═════ Material to process ═════

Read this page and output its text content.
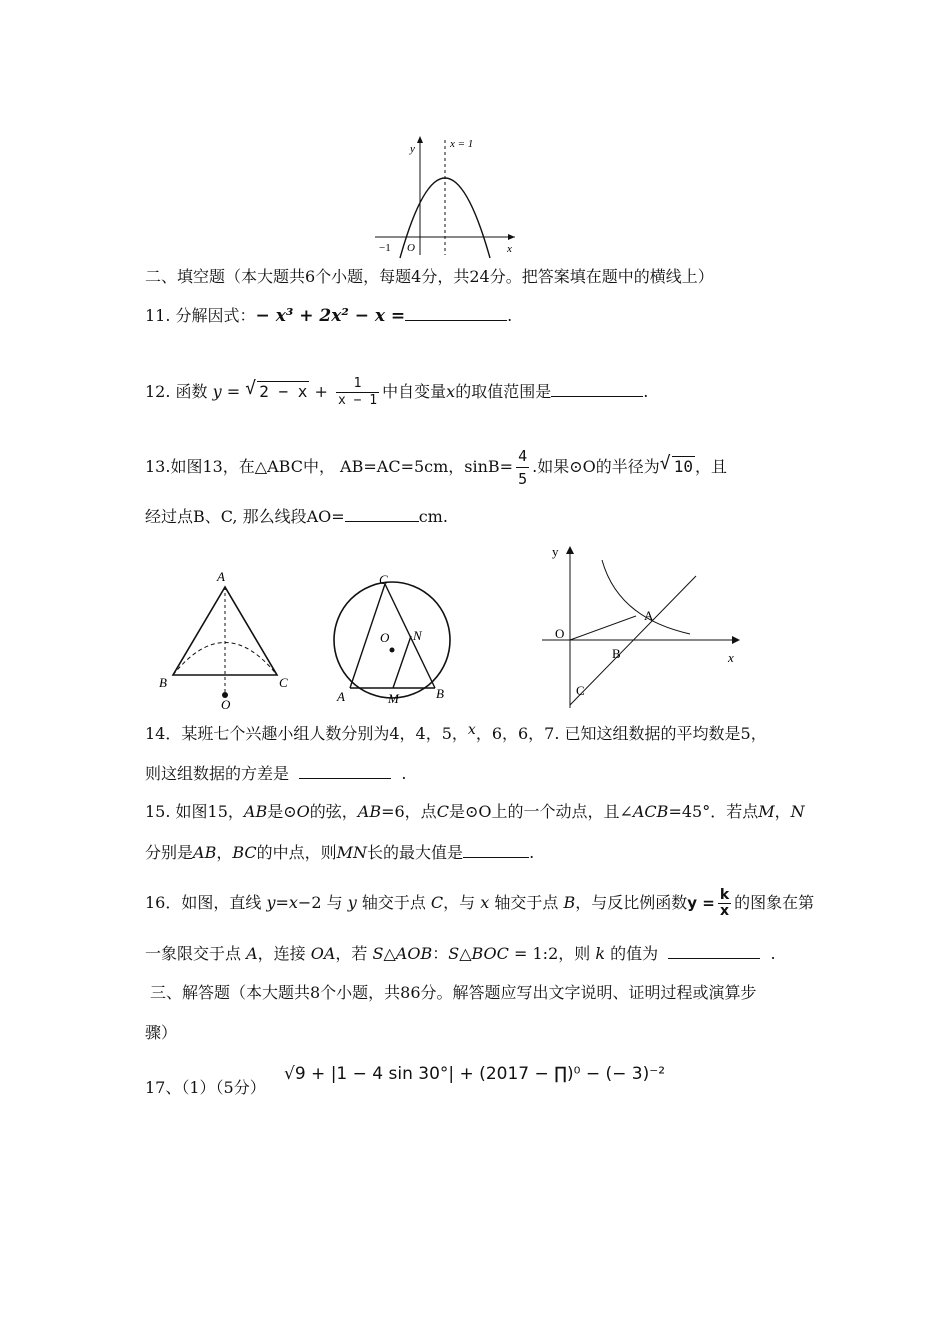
y
x
x = 1
−1 O
二、填空题（本大题共6个小题，每题4分，共24分。把答案填在题中的横线上）
11. 分解因式：− x³ + 2x² − x =	.
12. 函数 y = √ $2 - x + \frac{1}{x - 1}$ 中自变量x的取值范围是	.
13.如图13，在△ABC中， AB=AC=5cm，$\sin B= \frac{4}{5}$ .如果⊙O的半径为 √ 10 ，且
经过点B、C, 那么线段AO=	cm.
A
B	C
O
C
O N
A	M	B
y
x
O
A
B
C
14．某班七个兴趣小组人数分别为4，4，5，x，6，6，7. 已知这组数据的平均数是5，
则这组数据的方差是	.
15. 如图15，AB是⊙O的弦，AB=6，点C是⊙O上的一个动点，且∠ACB=45°．若点M，N
分别是AB，BC的中点，则MN长的最大值是	.
16．如图，直线 y=x−2 与 y 轴交于点 C，与 x 轴交于点 B，与反比例函数$y = \frac{k}{x}$ 的图象在第
一象限交于点 A，连接 OA，若 S△AOB：S△BOC = 1:2，则 k 的值为	.
三、解答题（本大题共8个小题，共86分。解答题应写出文字说明、证明过程或演算步
骤）
17、（1）（5分）
√9 + |1 − 4 sin 30°| + (2017 − ∏)⁰ − (− 3)⁻²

═════

Omit the pictures, then output the rest of the listing exactly.

▸ **Reply to the task**
Read this page and output its text content.
y
x
x = 1
−1 O
二、填空题（本大题共6个小题，每题4分，共24分。把答案填在题中的横线上）
11. 分解因式：− x³ + 2x² − x =	.
12. 函数 y = √ $2 - x + \frac{1}{x - 1}$ 中自变量x的取值范围是	.
13.如图13，在△ABC中， AB=AC=5cm，$\sin B= \frac{4}{5}$ .如果⊙O的半径为 √ 10 ，且
经过点B、C, 那么线段AO=	cm.
A
B	C
O
C
O N
A	M	B
y
x
O
A
B
C
14．某班七个兴趣小组人数分别为4，4，5，x，6，6，7. 已知这组数据的平均数是5，
则这组数据的方差是	.
15. 如图15，AB是⊙O的弦，AB=6，点C是⊙O上的一个动点，且∠ACB=45°．若点M，N
分别是AB，BC的中点，则MN长的最大值是	.
16．如图，直线 y=x−2 与 y 轴交于点 C，与 x 轴交于点 B，与反比例函数$y = \frac{k}{x}$ 的图象在第
一象限交于点 A，连接 OA，若 S△AOB：S△BOC = 1:2，则 k 的值为	.
三、解答题（本大题共8个小题，共86分。解答题应写出文字说明、证明过程或演算步
骤）
17、（1）（5分）
√9 + |1 − 4 sin 30°| + (2017 − ∏)⁰ − (− 3)⁻²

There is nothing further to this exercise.